TREŚĆ POLECENIA:
Przedstaw poniższe wiersze jako tabelę Markdown z kolumnami „Nr” i „Treść”. Pomiń puste wiersze i obrazy.

DOSTĘPNE DANE:
_____

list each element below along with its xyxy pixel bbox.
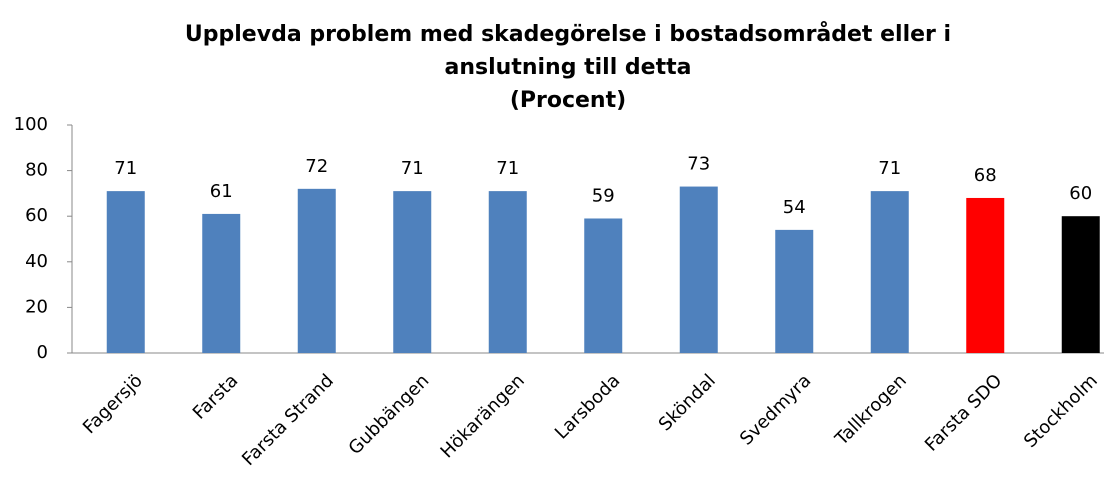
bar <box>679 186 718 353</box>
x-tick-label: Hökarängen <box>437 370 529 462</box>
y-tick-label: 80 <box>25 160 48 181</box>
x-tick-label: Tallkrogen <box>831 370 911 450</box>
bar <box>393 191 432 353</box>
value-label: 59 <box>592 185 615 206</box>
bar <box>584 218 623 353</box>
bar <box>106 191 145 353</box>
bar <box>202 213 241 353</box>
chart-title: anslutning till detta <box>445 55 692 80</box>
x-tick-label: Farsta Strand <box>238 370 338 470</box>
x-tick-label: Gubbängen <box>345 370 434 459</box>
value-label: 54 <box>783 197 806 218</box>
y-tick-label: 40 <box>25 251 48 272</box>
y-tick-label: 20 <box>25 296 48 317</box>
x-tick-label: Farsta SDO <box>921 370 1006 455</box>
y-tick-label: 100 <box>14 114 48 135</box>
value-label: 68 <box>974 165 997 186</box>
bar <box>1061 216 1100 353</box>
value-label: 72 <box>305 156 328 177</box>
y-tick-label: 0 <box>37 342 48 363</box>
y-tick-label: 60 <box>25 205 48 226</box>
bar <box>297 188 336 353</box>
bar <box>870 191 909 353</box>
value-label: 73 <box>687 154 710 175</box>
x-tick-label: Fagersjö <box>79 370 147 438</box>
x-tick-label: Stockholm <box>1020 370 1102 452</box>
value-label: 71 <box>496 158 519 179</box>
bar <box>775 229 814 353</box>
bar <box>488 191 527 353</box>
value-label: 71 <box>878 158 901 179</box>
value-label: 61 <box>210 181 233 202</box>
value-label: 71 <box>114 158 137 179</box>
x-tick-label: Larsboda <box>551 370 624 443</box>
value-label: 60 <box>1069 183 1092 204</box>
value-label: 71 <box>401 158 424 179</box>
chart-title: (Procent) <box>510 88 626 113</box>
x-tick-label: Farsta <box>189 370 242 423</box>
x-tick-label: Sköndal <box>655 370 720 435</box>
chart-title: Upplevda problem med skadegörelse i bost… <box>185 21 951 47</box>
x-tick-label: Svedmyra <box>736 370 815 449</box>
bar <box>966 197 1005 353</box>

_____

POPRAWNA ODPOWIEDŹ:
| Nr | Treść |
|---|---|
| 1 | list each element below along with its xyxy pixel bbox. |
| 2 | bar <box>679 186 718 353</box> |
| 3 | x-tick-label: Hökarängen <box>437 370 529 462</box> |
| 4 | y-tick-label: 80 <box>25 160 48 181</box> |
| 5 | x-tick-label: Tallkrogen <box>831 370 911 450</box> |
| 6 | bar <box>393 191 432 353</box> |
| 7 | value-label: 59 <box>592 185 615 206</box> |
| 8 | bar <box>584 218 623 353</box> |
| 9 | bar <box>106 191 145 353</box> |
| 10 | bar <box>202 213 241 353</box> |
| 11 | chart-title: anslutning till detta <box>445 55 692 80</box> |
| 12 | x-tick-label: Farsta Strand <box>238 370 338 470</box> |
| 13 | x-tick-label: Gubbängen <box>345 370 434 459</box> |
| 14 | value-label: 54 <box>783 197 806 218</box> |
| 15 | y-tick-label: 40 <box>25 251 48 272</box> |
| 16 | y-tick-label: 20 <box>25 296 48 317</box> |
| 17 | x-tick-label: Farsta SDO <box>921 370 1006 455</box> |
| 18 | y-tick-label: 100 <box>14 114 48 135</box> |
| 19 | value-label: 68 <box>974 165 997 186</box> |
| 20 | bar <box>1061 216 1100 353</box> |
| 21 | value-label: 72 <box>305 156 328 177</box> |
| 22 | y-tick-label: 0 <box>37 342 48 363</box> |
| 23 | y-tick-label: 60 <box>25 205 48 226</box> |
| 24 | bar <box>297 188 336 353</box> |
| 25 | bar <box>870 191 909 353</box> |
| 26 | value-label: 73 <box>687 154 710 175</box> |
| 27 | x-tick-label: Fagersjö <box>79 370 147 438</box> |
| 28 | x-tick-label: Stockholm <box>1020 370 1102 452</box> |
| 29 | value-label: 71 <box>496 158 519 179</box> |
| 30 | bar <box>775 229 814 353</box> |
| 31 | bar <box>488 191 527 353</box> |
| 32 | value-label: 71 <box>878 158 901 179</box> |
| 33 | value-label: 61 <box>210 181 233 202</box> |
| 34 | value-label: 71 <box>114 158 137 179</box> |
| 35 | x-tick-label: Larsboda <box>551 370 624 443</box> |
| 36 | value-label: 60 <box>1069 183 1092 204</box> |
| 37 | value-label: 71 <box>401 158 424 179</box> |
| 38 | chart-title: (Procent) <box>510 88 626 113</box> |
| 39 | x-tick-label: Farsta <box>189 370 242 423</box> |
| 40 | x-tick-label: Sköndal <box>655 370 720 435</box> |
| 41 | chart-title: Upplevda problem med skadegörelse i bost… <box>185 21 951 47</box> |
| 42 | x-tick-label: Svedmyra <box>736 370 815 449</box> |
| 43 | bar <box>966 197 1005 353</box> |